#### What you will do:
Will you give every entry again exactly as it stands?

#### Input records:

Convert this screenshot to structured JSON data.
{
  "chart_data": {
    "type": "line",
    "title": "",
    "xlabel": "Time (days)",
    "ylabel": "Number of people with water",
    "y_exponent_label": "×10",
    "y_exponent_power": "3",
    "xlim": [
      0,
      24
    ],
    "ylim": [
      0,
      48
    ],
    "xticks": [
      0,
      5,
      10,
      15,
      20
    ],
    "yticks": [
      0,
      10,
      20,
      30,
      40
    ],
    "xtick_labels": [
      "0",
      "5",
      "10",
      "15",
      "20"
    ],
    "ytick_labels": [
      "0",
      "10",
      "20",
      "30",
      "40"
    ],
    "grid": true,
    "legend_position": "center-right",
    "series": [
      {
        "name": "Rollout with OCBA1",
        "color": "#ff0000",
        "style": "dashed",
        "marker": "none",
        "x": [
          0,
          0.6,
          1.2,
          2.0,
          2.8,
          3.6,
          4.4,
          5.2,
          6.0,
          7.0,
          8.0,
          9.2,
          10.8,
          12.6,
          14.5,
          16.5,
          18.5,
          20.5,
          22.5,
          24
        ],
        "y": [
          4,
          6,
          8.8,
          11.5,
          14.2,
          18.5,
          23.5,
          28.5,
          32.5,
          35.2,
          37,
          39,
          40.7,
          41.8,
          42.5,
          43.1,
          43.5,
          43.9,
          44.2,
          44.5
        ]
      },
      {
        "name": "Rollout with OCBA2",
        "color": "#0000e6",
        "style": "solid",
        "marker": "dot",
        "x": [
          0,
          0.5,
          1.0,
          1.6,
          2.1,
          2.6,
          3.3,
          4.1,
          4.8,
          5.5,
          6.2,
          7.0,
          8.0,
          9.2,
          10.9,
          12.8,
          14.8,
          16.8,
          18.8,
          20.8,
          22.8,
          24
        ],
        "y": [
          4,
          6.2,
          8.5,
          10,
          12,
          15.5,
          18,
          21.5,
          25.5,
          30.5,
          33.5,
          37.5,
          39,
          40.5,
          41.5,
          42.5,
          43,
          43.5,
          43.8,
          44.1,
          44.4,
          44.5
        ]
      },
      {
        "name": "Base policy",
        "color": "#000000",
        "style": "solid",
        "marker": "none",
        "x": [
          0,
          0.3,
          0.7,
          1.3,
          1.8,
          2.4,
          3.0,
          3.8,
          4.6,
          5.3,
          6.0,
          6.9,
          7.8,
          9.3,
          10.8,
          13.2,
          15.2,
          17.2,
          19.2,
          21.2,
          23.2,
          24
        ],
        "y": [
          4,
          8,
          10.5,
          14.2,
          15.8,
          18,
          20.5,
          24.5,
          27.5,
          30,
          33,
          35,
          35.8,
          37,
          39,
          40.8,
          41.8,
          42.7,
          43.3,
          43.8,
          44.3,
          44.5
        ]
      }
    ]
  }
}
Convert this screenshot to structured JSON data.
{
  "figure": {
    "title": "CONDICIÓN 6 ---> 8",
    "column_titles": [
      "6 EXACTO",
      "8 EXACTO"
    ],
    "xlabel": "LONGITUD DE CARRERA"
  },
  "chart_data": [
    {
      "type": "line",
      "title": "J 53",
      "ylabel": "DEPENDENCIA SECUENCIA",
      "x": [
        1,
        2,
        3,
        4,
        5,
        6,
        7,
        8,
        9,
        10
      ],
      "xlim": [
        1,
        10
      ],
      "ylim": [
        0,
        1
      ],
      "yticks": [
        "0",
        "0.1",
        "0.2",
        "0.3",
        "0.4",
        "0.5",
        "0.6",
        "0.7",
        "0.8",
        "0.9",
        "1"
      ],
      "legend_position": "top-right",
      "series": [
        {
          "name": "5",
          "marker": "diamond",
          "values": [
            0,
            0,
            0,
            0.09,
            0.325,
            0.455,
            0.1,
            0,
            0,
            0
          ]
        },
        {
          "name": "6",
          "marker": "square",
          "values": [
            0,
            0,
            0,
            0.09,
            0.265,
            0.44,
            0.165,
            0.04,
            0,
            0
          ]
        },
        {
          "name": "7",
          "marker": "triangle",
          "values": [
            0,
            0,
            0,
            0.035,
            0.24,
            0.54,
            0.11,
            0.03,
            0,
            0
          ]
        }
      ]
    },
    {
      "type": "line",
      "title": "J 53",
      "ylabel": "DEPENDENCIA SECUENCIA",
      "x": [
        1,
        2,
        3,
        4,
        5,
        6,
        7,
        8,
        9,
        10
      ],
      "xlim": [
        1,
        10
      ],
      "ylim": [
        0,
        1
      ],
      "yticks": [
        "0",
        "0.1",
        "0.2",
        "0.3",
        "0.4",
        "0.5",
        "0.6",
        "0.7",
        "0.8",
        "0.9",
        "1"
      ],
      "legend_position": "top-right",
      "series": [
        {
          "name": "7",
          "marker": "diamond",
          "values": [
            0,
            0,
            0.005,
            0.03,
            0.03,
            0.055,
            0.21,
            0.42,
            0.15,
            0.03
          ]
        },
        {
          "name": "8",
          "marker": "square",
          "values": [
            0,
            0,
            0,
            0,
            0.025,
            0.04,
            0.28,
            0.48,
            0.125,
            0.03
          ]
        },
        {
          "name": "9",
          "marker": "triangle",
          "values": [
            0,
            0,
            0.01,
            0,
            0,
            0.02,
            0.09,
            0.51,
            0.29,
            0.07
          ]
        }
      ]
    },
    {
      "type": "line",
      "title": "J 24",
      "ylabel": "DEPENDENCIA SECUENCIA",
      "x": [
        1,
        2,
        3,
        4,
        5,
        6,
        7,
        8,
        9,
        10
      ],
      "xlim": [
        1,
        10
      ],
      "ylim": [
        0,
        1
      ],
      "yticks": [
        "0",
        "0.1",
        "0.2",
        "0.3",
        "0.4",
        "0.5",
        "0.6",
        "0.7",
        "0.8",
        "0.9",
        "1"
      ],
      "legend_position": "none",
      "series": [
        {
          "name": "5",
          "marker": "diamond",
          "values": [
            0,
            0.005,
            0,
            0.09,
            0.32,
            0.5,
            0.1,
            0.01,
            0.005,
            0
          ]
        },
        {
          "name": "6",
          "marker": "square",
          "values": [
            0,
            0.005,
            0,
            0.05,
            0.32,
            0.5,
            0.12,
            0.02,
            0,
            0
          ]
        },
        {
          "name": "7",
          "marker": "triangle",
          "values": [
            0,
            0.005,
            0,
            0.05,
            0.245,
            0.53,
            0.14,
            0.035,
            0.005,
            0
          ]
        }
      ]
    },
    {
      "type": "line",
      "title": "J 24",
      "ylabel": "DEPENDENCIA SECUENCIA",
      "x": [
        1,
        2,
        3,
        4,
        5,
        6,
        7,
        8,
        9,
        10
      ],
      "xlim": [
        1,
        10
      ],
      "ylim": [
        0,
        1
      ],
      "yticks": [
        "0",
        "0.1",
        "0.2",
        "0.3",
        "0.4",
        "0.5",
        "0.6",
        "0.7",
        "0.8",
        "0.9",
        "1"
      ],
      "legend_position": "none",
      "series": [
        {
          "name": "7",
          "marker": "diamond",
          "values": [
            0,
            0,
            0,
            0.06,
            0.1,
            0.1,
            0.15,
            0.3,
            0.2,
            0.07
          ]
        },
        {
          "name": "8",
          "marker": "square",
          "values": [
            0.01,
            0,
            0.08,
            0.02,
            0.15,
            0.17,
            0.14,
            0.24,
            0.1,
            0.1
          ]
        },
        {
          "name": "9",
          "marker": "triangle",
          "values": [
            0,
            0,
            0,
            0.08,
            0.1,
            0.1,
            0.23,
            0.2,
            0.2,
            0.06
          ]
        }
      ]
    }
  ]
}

#### Correct result:
Convert this screenshot to structured JSON data.
{
  "chart_data": {
    "type": "line",
    "title": "",
    "xlabel": "Time (days)",
    "ylabel": "Number of people with water",
    "y_exponent_label": "×10",
    "y_exponent_power": "3",
    "xlim": [
      0,
      24
    ],
    "ylim": [
      0,
      48
    ],
    "xticks": [
      0,
      5,
      10,
      15,
      20
    ],
    "yticks": [
      0,
      10,
      20,
      30,
      40
    ],
    "xtick_labels": [
      "0",
      "5",
      "10",
      "15",
      "20"
    ],
    "ytick_labels": [
      "0",
      "10",
      "20",
      "30",
      "40"
    ],
    "grid": true,
    "legend_position": "center-right",
    "series": [
      {
        "name": "Rollout with OCBA1",
        "color": "#ff0000",
        "style": "dashed",
        "marker": "none",
        "x": [
          0,
          0.6,
          1.2,
          2.0,
          2.8,
          3.6,
          4.4,
          5.2,
          6.0,
          7.0,
          8.0,
          9.2,
          10.8,
          12.6,
          14.5,
          16.5,
          18.5,
          20.5,
          22.5,
          24
        ],
        "y": [
          4,
          6,
          8.8,
          11.5,
          14.2,
          18.5,
          23.5,
          28.5,
          32.5,
          35.2,
          37,
          39,
          40.7,
          41.8,
          42.5,
          43.1,
          43.5,
          43.9,
          44.2,
          44.5
        ]
      },
      {
        "name": "Rollout with OCBA2",
        "color": "#0000e6",
        "style": "solid",
        "marker": "dot",
        "x": [
          0,
          0.5,
          1.0,
          1.6,
          2.1,
          2.6,
          3.3,
          4.1,
          4.8,
          5.5,
          6.2,
          7.0,
          8.0,
          9.2,
          10.9,
          12.8,
          14.8,
          16.8,
          18.8,
          20.8,
          22.8,
          24
        ],
        "y": [
          4,
          6.2,
          8.5,
          10,
          12,
          15.5,
          18,
          21.5,
          25.5,
          30.5,
          33.5,
          37.5,
          39,
          40.5,
          41.5,
          42.5,
          43,
          43.5,
          43.8,
          44.1,
          44.4,
          44.5
        ]
      },
      {
        "name": "Base policy",
        "color": "#000000",
        "style": "solid",
        "marker": "none",
        "x": [
          0,
          0.3,
          0.7,
          1.3,
          1.8,
          2.4,
          3.0,
          3.8,
          4.6,
          5.3,
          6.0,
          6.9,
          7.8,
          9.3,
          10.8,
          13.2,
          15.2,
          17.2,
          19.2,
          21.2,
          23.2,
          24
        ],
        "y": [
          4,
          8,
          10.5,
          14.2,
          15.8,
          18,
          20.5,
          24.5,
          27.5,
          30,
          33,
          35,
          35.8,
          37,
          39,
          40.8,
          41.8,
          42.7,
          43.3,
          43.8,
          44.3,
          44.5
        ]
      }
    ]
  }
}
Convert this screenshot to structured JSON data.
{
  "figure": {
    "title": "CONDICIÓN 6 ---> 8",
    "column_titles": [
      "6 EXACTO",
      "8 EXACTO"
    ],
    "xlabel": "LONGITUD DE CARRERA"
  },
  "chart_data": [
    {
      "type": "line",
      "title": "J 53",
      "ylabel": "DEPENDENCIA SECUENCIA",
      "x": [
        1,
        2,
        3,
        4,
        5,
        6,
        7,
        8,
        9,
        10
      ],
      "xlim": [
        1,
        10
      ],
      "ylim": [
        0,
        1
      ],
      "yticks": [
        "0",
        "0.1",
        "0.2",
        "0.3",
        "0.4",
        "0.5",
        "0.6",
        "0.7",
        "0.8",
        "0.9",
        "1"
      ],
      "legend_position": "top-right",
      "series": [
        {
          "name": "5",
          "marker": "diamond",
          "values": [
            0,
            0,
            0,
            0.09,
            0.325,
            0.455,
            0.1,
            0,
            0,
            0
          ]
        },
        {
          "name": "6",
          "marker": "square",
          "values": [
            0,
            0,
            0,
            0.09,
            0.265,
            0.44,
            0.165,
            0.04,
            0,
            0
          ]
        },
        {
          "name": "7",
          "marker": "triangle",
          "values": [
            0,
            0,
            0,
            0.035,
            0.24,
            0.54,
            0.11,
            0.03,
            0,
            0
          ]
        }
      ]
    },
    {
      "type": "line",
      "title": "J 53",
      "ylabel": "DEPENDENCIA SECUENCIA",
      "x": [
        1,
        2,
        3,
        4,
        5,
        6,
        7,
        8,
        9,
        10
      ],
      "xlim": [
        1,
        10
      ],
      "ylim": [
        0,
        1
      ],
      "yticks": [
        "0",
        "0.1",
        "0.2",
        "0.3",
        "0.4",
        "0.5",
        "0.6",
        "0.7",
        "0.8",
        "0.9",
        "1"
      ],
      "legend_position": "top-right",
      "series": [
        {
          "name": "7",
          "marker": "diamond",
          "values": [
            0,
            0,
            0.005,
            0.03,
            0.03,
            0.055,
            0.21,
            0.42,
            0.15,
            0.03
          ]
        },
        {
          "name": "8",
          "marker": "square",
          "values": [
            0,
            0,
            0,
            0,
            0.025,
            0.04,
            0.28,
            0.48,
            0.125,
            0.03
          ]
        },
        {
          "name": "9",
          "marker": "triangle",
          "values": [
            0,
            0,
            0.01,
            0,
            0,
            0.02,
            0.09,
            0.51,
            0.29,
            0.07
          ]
        }
      ]
    },
    {
      "type": "line",
      "title": "J 24",
      "ylabel": "DEPENDENCIA SECUENCIA",
      "x": [
        1,
        2,
        3,
        4,
        5,
        6,
        7,
        8,
        9,
        10
      ],
      "xlim": [
        1,
        10
      ],
      "ylim": [
        0,
        1
      ],
      "yticks": [
        "0",
        "0.1",
        "0.2",
        "0.3",
        "0.4",
        "0.5",
        "0.6",
        "0.7",
        "0.8",
        "0.9",
        "1"
      ],
      "legend_position": "none",
      "series": [
        {
          "name": "5",
          "marker": "diamond",
          "values": [
            0,
            0.005,
            0,
            0.09,
            0.32,
            0.5,
            0.1,
            0.01,
            0.005,
            0
          ]
        },
        {
          "name": "6",
          "marker": "square",
          "values": [
            0,
            0.005,
            0,
            0.05,
            0.32,
            0.5,
            0.12,
            0.02,
            0,
            0
          ]
        },
        {
          "name": "7",
          "marker": "triangle",
          "values": [
            0,
            0.005,
            0,
            0.05,
            0.245,
            0.53,
            0.14,
            0.035,
            0.005,
            0
          ]
        }
      ]
    },
    {
      "type": "line",
      "title": "J 24",
      "ylabel": "DEPENDENCIA SECUENCIA",
      "x": [
        1,
        2,
        3,
        4,
        5,
        6,
        7,
        8,
        9,
        10
      ],
      "xlim": [
        1,
        10
      ],
      "ylim": [
        0,
        1
      ],
      "yticks": [
        "0",
        "0.1",
        "0.2",
        "0.3",
        "0.4",
        "0.5",
        "0.6",
        "0.7",
        "0.8",
        "0.9",
        "1"
      ],
      "legend_position": "none",
      "series": [
        {
          "name": "7",
          "marker": "diamond",
          "values": [
            0,
            0,
            0,
            0.06,
            0.1,
            0.1,
            0.15,
            0.3,
            0.2,
            0.07
          ]
        },
        {
          "name": "8",
          "marker": "square",
          "values": [
            0.01,
            0,
            0.08,
            0.02,
            0.15,
            0.17,
            0.14,
            0.24,
            0.1,
            0.1
          ]
        },
        {
          "name": "9",
          "marker": "triangle",
          "values": [
            0,
            0,
            0,
            0.08,
            0.1,
            0.1,
            0.23,
            0.2,
            0.2,
            0.06
          ]
        }
      ]
    }
  ]
}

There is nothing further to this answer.